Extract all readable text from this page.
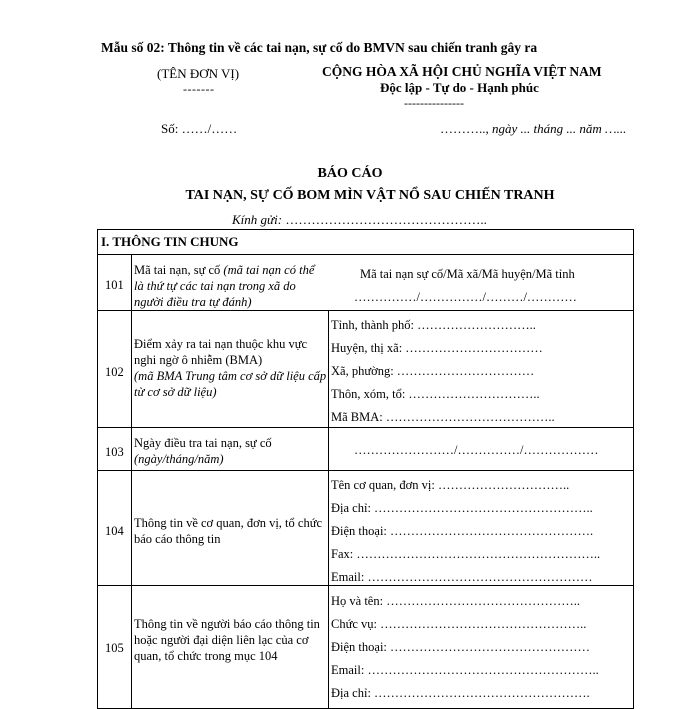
Mẫu số 02: Thông tin về các tai nạn, sự cố do BMVN sau chiến tranh gây ra
(TÊN ĐƠN VỊ)
-------
CỘNG HÒA XÃ HỘI CHỦ NGHĨA VIỆT NAM
Độc lập - Tự do - Hạnh phúc
---------------
Số: ……/……	……….., ngày ... tháng ... năm …...
BÁO CÁO
TAI NẠN, SỰ CỐ BOM MÌN VẬT NỔ SAU CHIẾN TRANH
Kính gửi: ………………………………………..
I. THÔNG TIN CHUNG
101
Mã tai nạn, sự cố (mã tai nạn có thể là thứ tự các tai nạn trong xã do người điều tra tự đánh)
Mã tai nạn sự cố/Mã xã/Mã huyện/Mã tỉnh
……………/……………/………/…………
102
Điểm xảy ra tai nạn thuộc khu vực nghi ngờ ô nhiễm (BMA)
(mã BMA Trung tâm cơ sở dữ liệu cấp từ cơ sở dữ liệu)
Tỉnh, thành phố: ………………………..
Huyện, thị xã: ……………………………
Xã, phường: ……………………………
Thôn, xóm, tổ: …………………………..
Mã BMA: …………………………………..
103
Ngày điều tra tai nạn, sự cố
(ngày/tháng/năm)
……………………/……………/………………
104
Thông tin về cơ quan, đơn vị, tổ chức báo cáo thông tin
Tên cơ quan, đơn vị: …………………………..
Địa chỉ: ……………………………………………..
Điện thoại: ………………………………………….
Fax: …………………………………………………..
Email: ………………………………………………
105
Thông tin về người báo cáo thông tin hoặc người đại diện liên lạc của cơ quan, tổ chức trong mục 104
Họ và tên: ………………………………………..
Chức vụ: …………………………………………..
Điện thoại: …………………………………………
Email: ………………………………………………..
Địa chỉ: …………………………………………….
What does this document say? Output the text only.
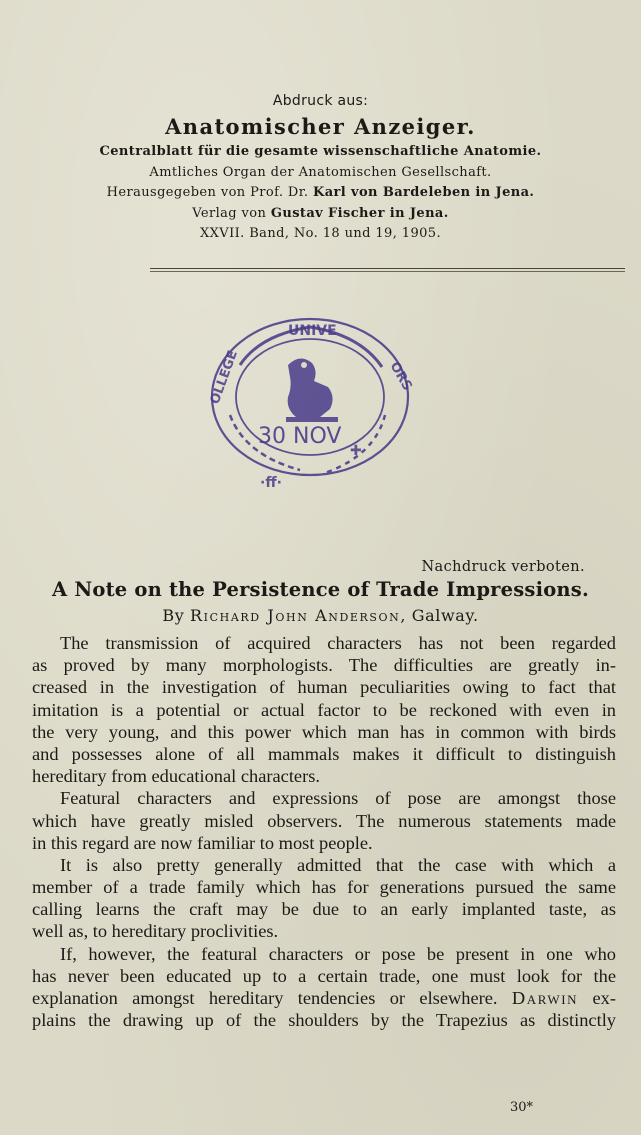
Abdruck aus:
Anatomischer Anzeiger.
Centralblatt für die gesamte wissenschaftliche Anatomie.
Amtliches Organ der Anatomischen Gesellschaft.
Herausgegeben von Prof. Dr. Karl von Bardeleben in Jena.
Verlag von Gustav Fischer in Jena.
XXVII. Band, No. 18 und 19, 1905.
UNIVE
OLLEGE	ORS
·ff·
✚
30 NOV
Nachdruck verboten.
A Note on the Persistence of Trade Impressions.
By Richard John Anderson, Galway.
The transmission of acquired characters has not been regarded
as proved by many morphologists. The difficulties are greatly in-
creased in the investigation of human peculiarities owing to fact that
imitation is a potential or actual factor to be reckoned with even in
the very young, and this power which man has in common with birds
and possesses alone of all mammals makes it difficult to distinguish
hereditary from educational characters.
Featural characters and expressions of pose are amongst those
which have greatly misled observers. The numerous statements made
in this regard are now familiar to most people.
It is also pretty generally admitted that the case with which a
member of a trade family which has for generations pursued the same
calling learns the craft may be due to an early implanted taste, as
well as, to hereditary proclivities.
If, however, the featural characters or pose be present in one who
has never been educated up to a certain trade, one must look for the
explanation amongst hereditary tendencies or elsewhere. Darwin ex-
plains the drawing up of the shoulders by the Trapezius as distinctly
30*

++++++++++

- _Problem_
Tally the lines in the entries above that hold the word "quan". Reply with nothing but that count.

- _Answer to the exercise_
3